### [RECORD EXTRACTS]
++++++

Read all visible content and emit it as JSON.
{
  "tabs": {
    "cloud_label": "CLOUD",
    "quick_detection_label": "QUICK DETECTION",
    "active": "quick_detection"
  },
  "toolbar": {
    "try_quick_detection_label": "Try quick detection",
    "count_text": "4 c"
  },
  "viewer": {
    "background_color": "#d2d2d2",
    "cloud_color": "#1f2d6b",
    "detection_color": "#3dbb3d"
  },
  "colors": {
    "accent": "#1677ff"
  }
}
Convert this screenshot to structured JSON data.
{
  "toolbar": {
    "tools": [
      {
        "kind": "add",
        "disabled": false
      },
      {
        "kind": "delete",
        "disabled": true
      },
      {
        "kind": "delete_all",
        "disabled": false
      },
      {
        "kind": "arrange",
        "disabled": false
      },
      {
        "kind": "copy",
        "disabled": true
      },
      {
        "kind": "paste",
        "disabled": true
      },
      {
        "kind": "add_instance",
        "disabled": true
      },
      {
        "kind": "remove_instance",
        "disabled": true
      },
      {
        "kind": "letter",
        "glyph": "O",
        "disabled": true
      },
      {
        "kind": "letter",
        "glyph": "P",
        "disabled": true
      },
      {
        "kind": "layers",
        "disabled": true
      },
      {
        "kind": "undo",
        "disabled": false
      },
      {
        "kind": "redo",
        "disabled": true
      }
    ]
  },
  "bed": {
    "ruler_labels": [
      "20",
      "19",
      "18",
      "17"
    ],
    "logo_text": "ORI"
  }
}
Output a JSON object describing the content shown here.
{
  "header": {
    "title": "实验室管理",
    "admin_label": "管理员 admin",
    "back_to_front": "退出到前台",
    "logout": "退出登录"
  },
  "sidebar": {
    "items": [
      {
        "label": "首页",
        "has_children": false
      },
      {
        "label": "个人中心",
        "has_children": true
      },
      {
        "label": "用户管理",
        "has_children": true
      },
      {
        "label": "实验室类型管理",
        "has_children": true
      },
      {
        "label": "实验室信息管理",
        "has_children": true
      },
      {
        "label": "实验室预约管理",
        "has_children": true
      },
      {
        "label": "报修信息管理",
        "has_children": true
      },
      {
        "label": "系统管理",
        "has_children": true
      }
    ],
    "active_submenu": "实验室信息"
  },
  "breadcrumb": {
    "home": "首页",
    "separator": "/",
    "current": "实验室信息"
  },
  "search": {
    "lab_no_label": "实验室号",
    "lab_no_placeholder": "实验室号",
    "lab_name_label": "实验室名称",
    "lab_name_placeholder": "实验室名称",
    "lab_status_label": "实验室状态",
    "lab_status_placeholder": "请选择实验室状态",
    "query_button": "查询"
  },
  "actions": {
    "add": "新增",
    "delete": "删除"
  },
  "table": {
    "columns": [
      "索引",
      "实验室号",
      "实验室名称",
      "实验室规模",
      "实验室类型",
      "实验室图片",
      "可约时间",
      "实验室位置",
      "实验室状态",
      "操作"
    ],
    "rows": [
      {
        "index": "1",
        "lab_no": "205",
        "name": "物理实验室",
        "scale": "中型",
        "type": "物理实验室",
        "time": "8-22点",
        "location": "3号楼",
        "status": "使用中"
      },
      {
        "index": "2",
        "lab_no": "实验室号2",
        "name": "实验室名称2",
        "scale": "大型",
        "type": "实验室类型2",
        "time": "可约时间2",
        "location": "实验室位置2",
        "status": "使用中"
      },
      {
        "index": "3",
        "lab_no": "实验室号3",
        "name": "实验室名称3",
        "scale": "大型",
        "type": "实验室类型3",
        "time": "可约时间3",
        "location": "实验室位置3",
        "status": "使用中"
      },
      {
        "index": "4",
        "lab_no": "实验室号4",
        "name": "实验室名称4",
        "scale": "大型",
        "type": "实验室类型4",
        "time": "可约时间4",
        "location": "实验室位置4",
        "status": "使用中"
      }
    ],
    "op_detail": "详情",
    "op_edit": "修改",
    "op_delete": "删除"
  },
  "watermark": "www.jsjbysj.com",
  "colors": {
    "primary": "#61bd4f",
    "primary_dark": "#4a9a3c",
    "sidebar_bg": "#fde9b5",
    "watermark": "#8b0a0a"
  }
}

++++++

### [WHAT TO PRODUCE]
Produce an exact copy of the whole listing.

### [WRITTEN RESPONSE]
Read all visible content and emit it as JSON.
{
  "tabs": {
    "cloud_label": "CLOUD",
    "quick_detection_label": "QUICK DETECTION",
    "active": "quick_detection"
  },
  "toolbar": {
    "try_quick_detection_label": "Try quick detection",
    "count_text": "4 c"
  },
  "viewer": {
    "background_color": "#d2d2d2",
    "cloud_color": "#1f2d6b",
    "detection_color": "#3dbb3d"
  },
  "colors": {
    "accent": "#1677ff"
  }
}
Convert this screenshot to structured JSON data.
{
  "toolbar": {
    "tools": [
      {
        "kind": "add",
        "disabled": false
      },
      {
        "kind": "delete",
        "disabled": true
      },
      {
        "kind": "delete_all",
        "disabled": false
      },
      {
        "kind": "arrange",
        "disabled": false
      },
      {
        "kind": "copy",
        "disabled": true
      },
      {
        "kind": "paste",
        "disabled": true
      },
      {
        "kind": "add_instance",
        "disabled": true
      },
      {
        "kind": "remove_instance",
        "disabled": true
      },
      {
        "kind": "letter",
        "glyph": "O",
        "disabled": true
      },
      {
        "kind": "letter",
        "glyph": "P",
        "disabled": true
      },
      {
        "kind": "layers",
        "disabled": true
      },
      {
        "kind": "undo",
        "disabled": false
      },
      {
        "kind": "redo",
        "disabled": true
      }
    ]
  },
  "bed": {
    "ruler_labels": [
      "20",
      "19",
      "18",
      "17"
    ],
    "logo_text": "ORI"
  }
}
Output a JSON object describing the content shown here.
{
  "header": {
    "title": "实验室管理",
    "admin_label": "管理员 admin",
    "back_to_front": "退出到前台",
    "logout": "退出登录"
  },
  "sidebar": {
    "items": [
      {
        "label": "首页",
        "has_children": false
      },
      {
        "label": "个人中心",
        "has_children": true
      },
      {
        "label": "用户管理",
        "has_children": true
      },
      {
        "label": "实验室类型管理",
        "has_children": true
      },
      {
        "label": "实验室信息管理",
        "has_children": true
      },
      {
        "label": "实验室预约管理",
        "has_children": true
      },
      {
        "label": "报修信息管理",
        "has_children": true
      },
      {
        "label": "系统管理",
        "has_children": true
      }
    ],
    "active_submenu": "实验室信息"
  },
  "breadcrumb": {
    "home": "首页",
    "separator": "/",
    "current": "实验室信息"
  },
  "search": {
    "lab_no_label": "实验室号",
    "lab_no_placeholder": "实验室号",
    "lab_name_label": "实验室名称",
    "lab_name_placeholder": "实验室名称",
    "lab_status_label": "实验室状态",
    "lab_status_placeholder": "请选择实验室状态",
    "query_button": "查询"
  },
  "actions": {
    "add": "新增",
    "delete": "删除"
  },
  "table": {
    "columns": [
      "索引",
      "实验室号",
      "实验室名称",
      "实验室规模",
      "实验室类型",
      "实验室图片",
      "可约时间",
      "实验室位置",
      "实验室状态",
      "操作"
    ],
    "rows": [
      {
        "index": "1",
        "lab_no": "205",
        "name": "物理实验室",
        "scale": "中型",
        "type": "物理实验室",
        "time": "8-22点",
        "location": "3号楼",
        "status": "使用中"
      },
      {
        "index": "2",
        "lab_no": "实验室号2",
        "name": "实验室名称2",
        "scale": "大型",
        "type": "实验室类型2",
        "time": "可约时间2",
        "location": "实验室位置2",
        "status": "使用中"
      },
      {
        "index": "3",
        "lab_no": "实验室号3",
        "name": "实验室名称3",
        "scale": "大型",
        "type": "实验室类型3",
        "time": "可约时间3",
        "location": "实验室位置3",
        "status": "使用中"
      },
      {
        "index": "4",
        "lab_no": "实验室号4",
        "name": "实验室名称4",
        "scale": "大型",
        "type": "实验室类型4",
        "time": "可约时间4",
        "location": "实验室位置4",
        "status": "使用中"
      }
    ],
    "op_detail": "详情",
    "op_edit": "修改",
    "op_delete": "删除"
  },
  "watermark": "www.jsjbysj.com",
  "colors": {
    "primary": "#61bd4f",
    "primary_dark": "#4a9a3c",
    "sidebar_bg": "#fde9b5",
    "watermark": "#8b0a0a"
  }
}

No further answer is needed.